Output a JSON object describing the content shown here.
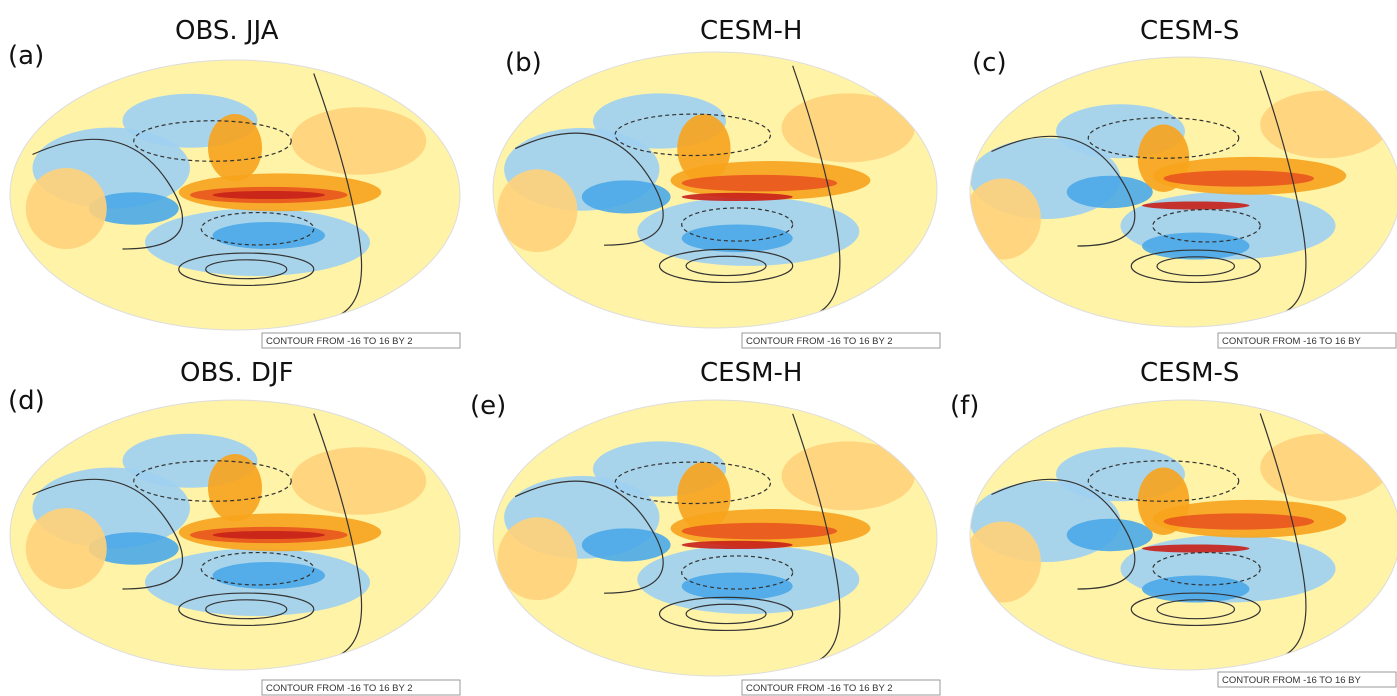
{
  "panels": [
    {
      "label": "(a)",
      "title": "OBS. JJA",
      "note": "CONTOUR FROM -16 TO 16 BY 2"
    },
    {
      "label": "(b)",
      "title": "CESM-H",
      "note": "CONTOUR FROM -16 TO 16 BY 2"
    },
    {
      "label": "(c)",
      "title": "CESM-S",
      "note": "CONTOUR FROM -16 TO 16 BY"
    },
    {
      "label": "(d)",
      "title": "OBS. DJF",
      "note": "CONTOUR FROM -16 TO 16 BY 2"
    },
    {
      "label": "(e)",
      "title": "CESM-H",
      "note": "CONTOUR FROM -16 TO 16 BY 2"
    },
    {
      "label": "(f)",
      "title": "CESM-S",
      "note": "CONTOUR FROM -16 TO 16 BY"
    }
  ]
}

_What the task asks_
Transcribe the records word for word and include no pictures.

_Completed task_
Output a JSON object describing the content shown here.
{
  "panels": [
    {
      "label": "(a)",
      "title": "OBS. JJA",
      "note": "CONTOUR FROM -16 TO 16 BY 2"
    },
    {
      "label": "(b)",
      "title": "CESM-H",
      "note": "CONTOUR FROM -16 TO 16 BY 2"
    },
    {
      "label": "(c)",
      "title": "CESM-S",
      "note": "CONTOUR FROM -16 TO 16 BY"
    },
    {
      "label": "(d)",
      "title": "OBS. DJF",
      "note": "CONTOUR FROM -16 TO 16 BY 2"
    },
    {
      "label": "(e)",
      "title": "CESM-H",
      "note": "CONTOUR FROM -16 TO 16 BY 2"
    },
    {
      "label": "(f)",
      "title": "CESM-S",
      "note": "CONTOUR FROM -16 TO 16 BY"
    }
  ]
}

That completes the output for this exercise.